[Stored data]

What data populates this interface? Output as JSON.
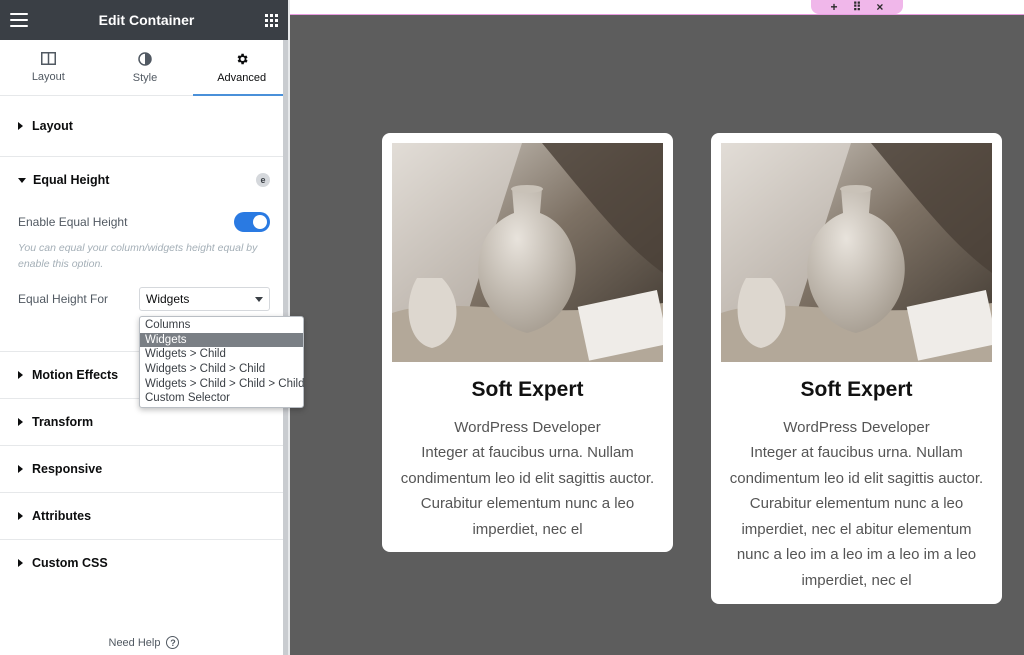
{
  "sidebar": {
    "title": "Edit Container",
    "tabs": [
      {
        "label": "Layout",
        "icon": "layout-icon",
        "active": false
      },
      {
        "label": "Style",
        "icon": "half-circle-icon",
        "active": false
      },
      {
        "label": "Advanced",
        "icon": "gear-icon",
        "active": true
      }
    ],
    "sections": {
      "layout": "Layout",
      "equal_height": "Equal Height",
      "motion_effects": "Motion Effects",
      "transform": "Transform",
      "responsive": "Responsive",
      "attributes": "Attributes",
      "custom_css": "Custom CSS"
    },
    "equal_height": {
      "badge": "e",
      "enable_label": "Enable Equal Height",
      "enabled": true,
      "help_text": "You can equal your column/widgets height equal by enable this option.",
      "for_label": "Equal Height For",
      "selected_value": "Widgets",
      "options": [
        "Columns",
        "Widgets",
        "Widgets > Child",
        "Widgets > Child > Child",
        "Widgets > Child > Child > Child",
        "Custom Selector"
      ]
    },
    "need_help": "Need Help",
    "accent_color": "#2a7ae2"
  },
  "canvas": {
    "handle_icons": [
      "+",
      "⠿",
      "×"
    ],
    "cards": [
      {
        "title": "Soft Expert",
        "role": "WordPress Developer",
        "body_lines": [
          "Integer at faucibus urna. Nullam",
          "condimentum leo id elit sagittis auctor.",
          "Curabitur elementum nunc a leo",
          "imperdiet, nec el"
        ]
      },
      {
        "title": "Soft Expert",
        "role": "WordPress Developer",
        "body_lines": [
          "Integer at faucibus urna. Nullam",
          "condimentum leo id elit sagittis auctor.",
          "Curabitur elementum nunc a leo",
          "imperdiet, nec el abitur elementum",
          "nunc a leo im a leo im a leo im a leo",
          "imperdiet, nec el"
        ]
      }
    ]
  }
}
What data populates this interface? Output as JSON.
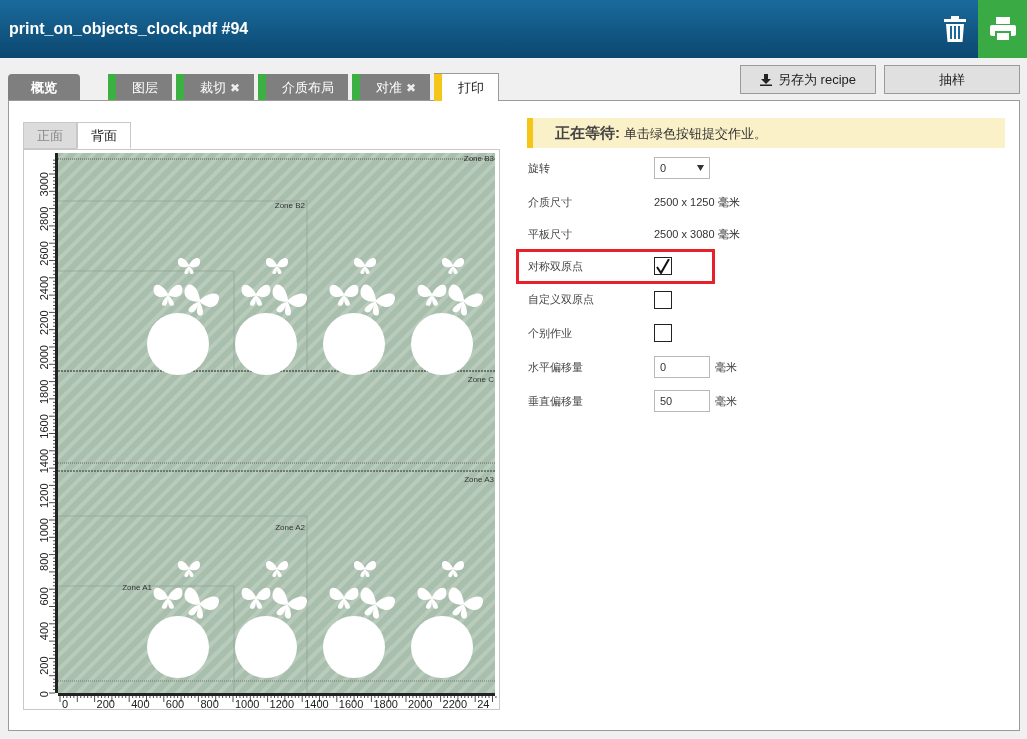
{
  "header": {
    "title": "print_on_objects_clock.pdf #94"
  },
  "tabs": [
    {
      "label": "概览",
      "kind": "summary",
      "selected": false
    },
    {
      "label": "图层",
      "kind": "step",
      "color": "#3cb043",
      "closable": false,
      "selected": false
    },
    {
      "label": "裁切",
      "kind": "step",
      "color": "#3cb043",
      "closable": true,
      "close_glyph": "✖",
      "selected": false
    },
    {
      "label": "介质布局",
      "kind": "step",
      "color": "#3cb043",
      "closable": false,
      "selected": false
    },
    {
      "label": "对准",
      "kind": "step",
      "color": "#3cb043",
      "closable": true,
      "close_glyph": "✖",
      "selected": false
    },
    {
      "label": "打印",
      "kind": "step",
      "color": "#f5c518",
      "closable": false,
      "selected": true
    }
  ],
  "actions": [
    {
      "label": "另存为 recipe",
      "kind": "download"
    },
    {
      "label": "抽样",
      "kind": "plain"
    }
  ],
  "side_tabs": [
    {
      "label": "正面",
      "selected": false
    },
    {
      "label": "背面",
      "selected": true
    }
  ],
  "preview": {
    "y_ruler": [
      "0",
      "200",
      "400",
      "600",
      "800",
      "1000",
      "1200",
      "1400",
      "1600",
      "1800",
      "2000",
      "2200",
      "2400",
      "2600",
      "2800",
      "3000"
    ],
    "x_ruler": [
      "0",
      "200",
      "400",
      "600",
      "800",
      "1000",
      "1200",
      "1400",
      "1600",
      "1800",
      "2000",
      "2200",
      "24"
    ],
    "zone_labels": [
      "Zone B3",
      "Zone B2",
      "Zone C",
      "Zone A3",
      "Zone A2",
      "Zone A1"
    ]
  },
  "status": {
    "text": "**正在等待:** 单击绿色按钮提交作业。"
  },
  "settings": [
    {
      "label": "旋转",
      "kind": "select",
      "value": "0"
    },
    {
      "label": "介质尺寸",
      "kind": "text",
      "value": "2500 x 1250 毫米"
    },
    {
      "label": "平板尺寸",
      "kind": "text",
      "value": "2500 x 3080 毫米"
    },
    {
      "label": "对称双原点",
      "kind": "checkbox",
      "checked": true,
      "highlighted": true
    },
    {
      "label": "自定义双原点",
      "kind": "checkbox",
      "checked": false,
      "highlighted": false
    },
    {
      "label": "个别作业",
      "kind": "checkbox",
      "checked": false,
      "highlighted": false
    },
    {
      "label": "水平偏移量",
      "kind": "input",
      "value": "0",
      "unit": "毫米"
    },
    {
      "label": "垂直偏移量",
      "kind": "input",
      "value": "50",
      "unit": "毫米"
    }
  ]
}
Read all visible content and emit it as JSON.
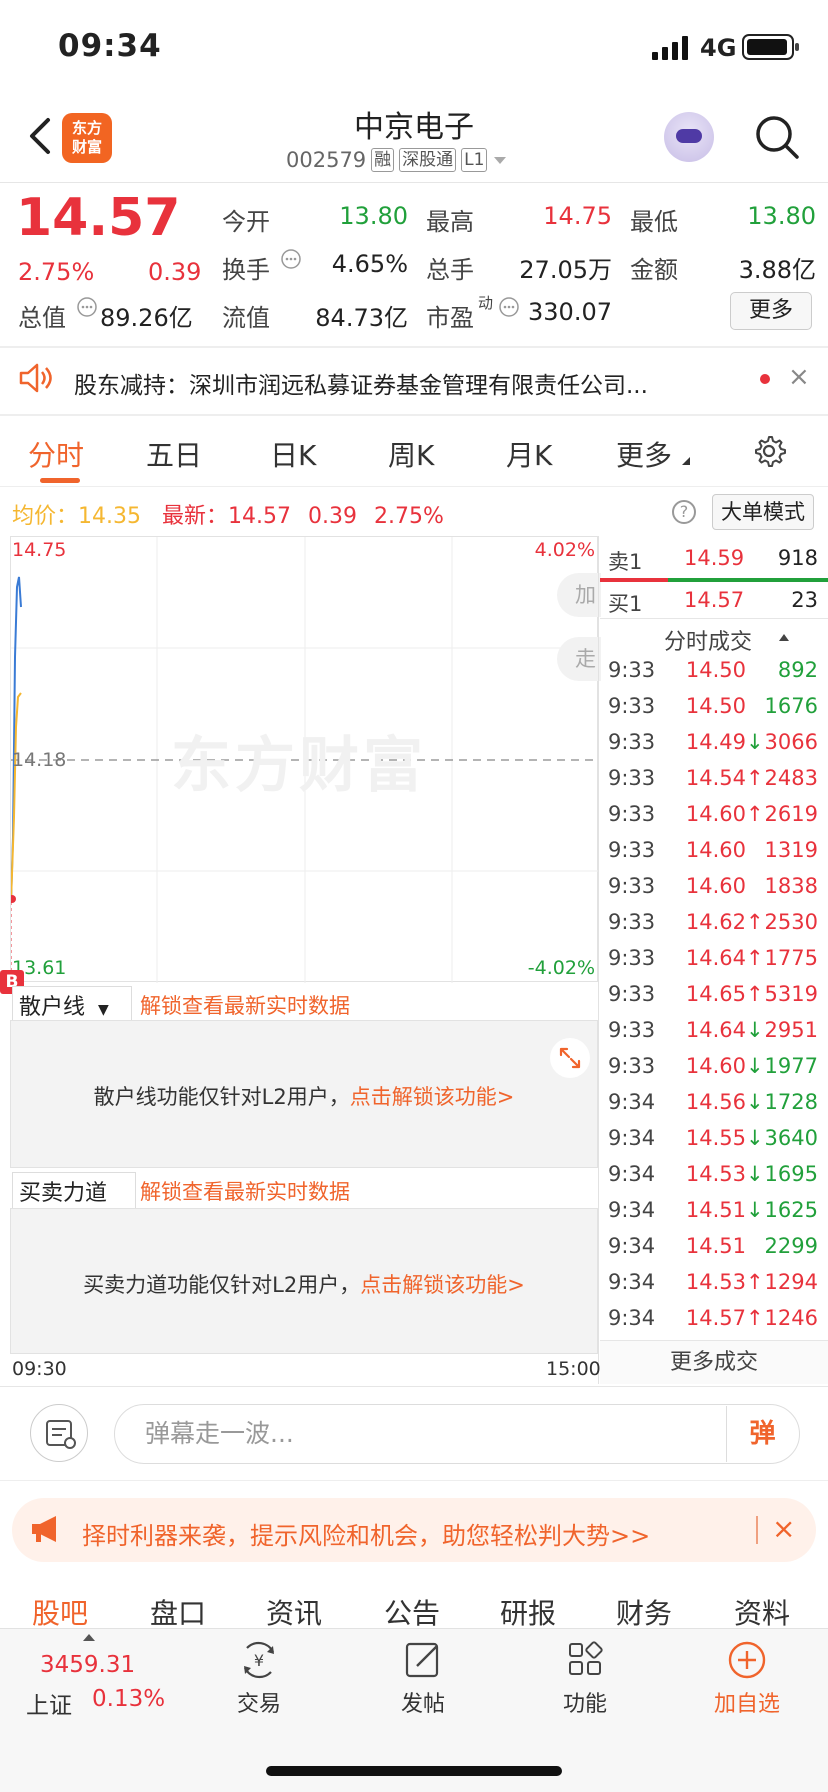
{
  "status": {
    "time": "09:34",
    "network": "4G"
  },
  "header": {
    "logo_line1": "东方",
    "logo_line2": "财富",
    "name": "中京电子",
    "code": "002579",
    "tags": [
      "融",
      "深股通",
      "L1"
    ]
  },
  "quote": {
    "price": "14.57",
    "pct": "2.75%",
    "change": "0.39",
    "stats": [
      {
        "label": "今开",
        "value": "13.80",
        "color": "green"
      },
      {
        "label": "最高",
        "value": "14.75",
        "color": "red"
      },
      {
        "label": "最低",
        "value": "13.80",
        "color": "green"
      },
      {
        "label": "换手",
        "value": "4.65%",
        "color": "dark"
      },
      {
        "label": "总手",
        "value": "27.05万",
        "color": "dark"
      },
      {
        "label": "金额",
        "value": "3.88亿",
        "color": "dark"
      },
      {
        "label": "总值",
        "value": "89.26亿",
        "color": "dark"
      },
      {
        "label": "流值",
        "value": "84.73亿",
        "color": "dark"
      },
      {
        "label": "市盈",
        "value": "330.07",
        "color": "dark"
      }
    ],
    "pe_sup": "动",
    "more_label": "更多"
  },
  "notice": {
    "text": "股东减持：深圳市润远私募证券基金管理有限责任公司...",
    "close": "×"
  },
  "tabs": [
    "分时",
    "五日",
    "日K",
    "周K",
    "月K",
    "更多"
  ],
  "info": {
    "avg_label": "均价：",
    "avg_value": "14.35",
    "latest_label": "最新：",
    "latest_value": "14.57",
    "latest_change": "0.39",
    "latest_pct": "2.75%",
    "help": "?",
    "bigorder_label": "大单模式"
  },
  "chart": {
    "watermark": "东方财富",
    "high_price": "14.75",
    "mid_price": "14.18",
    "low_price": "13.61",
    "high_pct": "4.02%",
    "low_pct": "-4.02%",
    "start_time": "09:30",
    "end_time": "15:00",
    "side_btn1": "加",
    "side_btn2": "走",
    "b_marker": "B",
    "colors": {
      "price_line": "#3a7bd5",
      "avg_line": "#f5b731"
    }
  },
  "orderbook": {
    "sell1_label": "卖1",
    "sell1_price": "14.59",
    "sell1_vol": "918",
    "buy1_label": "买1",
    "buy1_price": "14.57",
    "buy1_vol": "23",
    "trades_title": "分时成交",
    "trades": [
      {
        "t": "9:33",
        "p": "14.50",
        "dir": "",
        "v": "892",
        "pc": "red",
        "vc": "green"
      },
      {
        "t": "9:33",
        "p": "14.50",
        "dir": "",
        "v": "1676",
        "pc": "red",
        "vc": "green"
      },
      {
        "t": "9:33",
        "p": "14.49",
        "dir": "↓",
        "v": "3066",
        "pc": "red",
        "vc": "red"
      },
      {
        "t": "9:33",
        "p": "14.54",
        "dir": "↑",
        "v": "2483",
        "pc": "red",
        "vc": "red"
      },
      {
        "t": "9:33",
        "p": "14.60",
        "dir": "↑",
        "v": "2619",
        "pc": "red",
        "vc": "red"
      },
      {
        "t": "9:33",
        "p": "14.60",
        "dir": "",
        "v": "1319",
        "pc": "red",
        "vc": "red"
      },
      {
        "t": "9:33",
        "p": "14.60",
        "dir": "",
        "v": "1838",
        "pc": "red",
        "vc": "red"
      },
      {
        "t": "9:33",
        "p": "14.62",
        "dir": "↑",
        "v": "2530",
        "pc": "red",
        "vc": "red"
      },
      {
        "t": "9:33",
        "p": "14.64",
        "dir": "↑",
        "v": "1775",
        "pc": "red",
        "vc": "red"
      },
      {
        "t": "9:33",
        "p": "14.65",
        "dir": "↑",
        "v": "5319",
        "pc": "red",
        "vc": "red"
      },
      {
        "t": "9:33",
        "p": "14.64",
        "dir": "↓",
        "v": "2951",
        "pc": "red",
        "vc": "red"
      },
      {
        "t": "9:33",
        "p": "14.60",
        "dir": "↓",
        "v": "1977",
        "pc": "red",
        "vc": "green"
      },
      {
        "t": "9:34",
        "p": "14.56",
        "dir": "↓",
        "v": "1728",
        "pc": "red",
        "vc": "green"
      },
      {
        "t": "9:34",
        "p": "14.55",
        "dir": "↓",
        "v": "3640",
        "pc": "red",
        "vc": "green"
      },
      {
        "t": "9:34",
        "p": "14.53",
        "dir": "↓",
        "v": "1695",
        "pc": "red",
        "vc": "green"
      },
      {
        "t": "9:34",
        "p": "14.51",
        "dir": "↓",
        "v": "1625",
        "pc": "red",
        "vc": "green"
      },
      {
        "t": "9:34",
        "p": "14.51",
        "dir": "",
        "v": "2299",
        "pc": "red",
        "vc": "green"
      },
      {
        "t": "9:34",
        "p": "14.53",
        "dir": "↑",
        "v": "1294",
        "pc": "red",
        "vc": "red"
      },
      {
        "t": "9:34",
        "p": "14.57",
        "dir": "↑",
        "v": "1246",
        "pc": "red",
        "vc": "red"
      }
    ],
    "more_trades": "更多成交"
  },
  "retail_panel": {
    "select": "散户线",
    "unlock_hint": "解锁查看最新实时数据",
    "body": "散户线功能仅针对L2用户，",
    "link": "点击解锁该功能>"
  },
  "force_panel": {
    "select": "买卖力道",
    "unlock_hint": "解锁查看最新实时数据",
    "body": "买卖力道功能仅针对L2用户，",
    "link": "点击解锁该功能>"
  },
  "danmaku": {
    "placeholder": "弹幕走一波...",
    "button": "弹"
  },
  "promo": {
    "text": "择时利器来袭，提示风险和机会，助您轻松判大势>>",
    "close": "×"
  },
  "bottom_tabs": [
    "股吧",
    "盘口",
    "资讯",
    "公告",
    "研报",
    "财务",
    "资料"
  ],
  "bottombar": {
    "index_value": "3459.31",
    "index_name": "上证",
    "index_pct": "0.13%",
    "items": [
      "交易",
      "发帖",
      "功能",
      "加自选"
    ]
  }
}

Objective
Copy each line of the data that contains the word "Child".

Solved exercise
        "Widgets > Child",
        "Widgets > Child > Child",
        "Widgets > Child > Child > Child",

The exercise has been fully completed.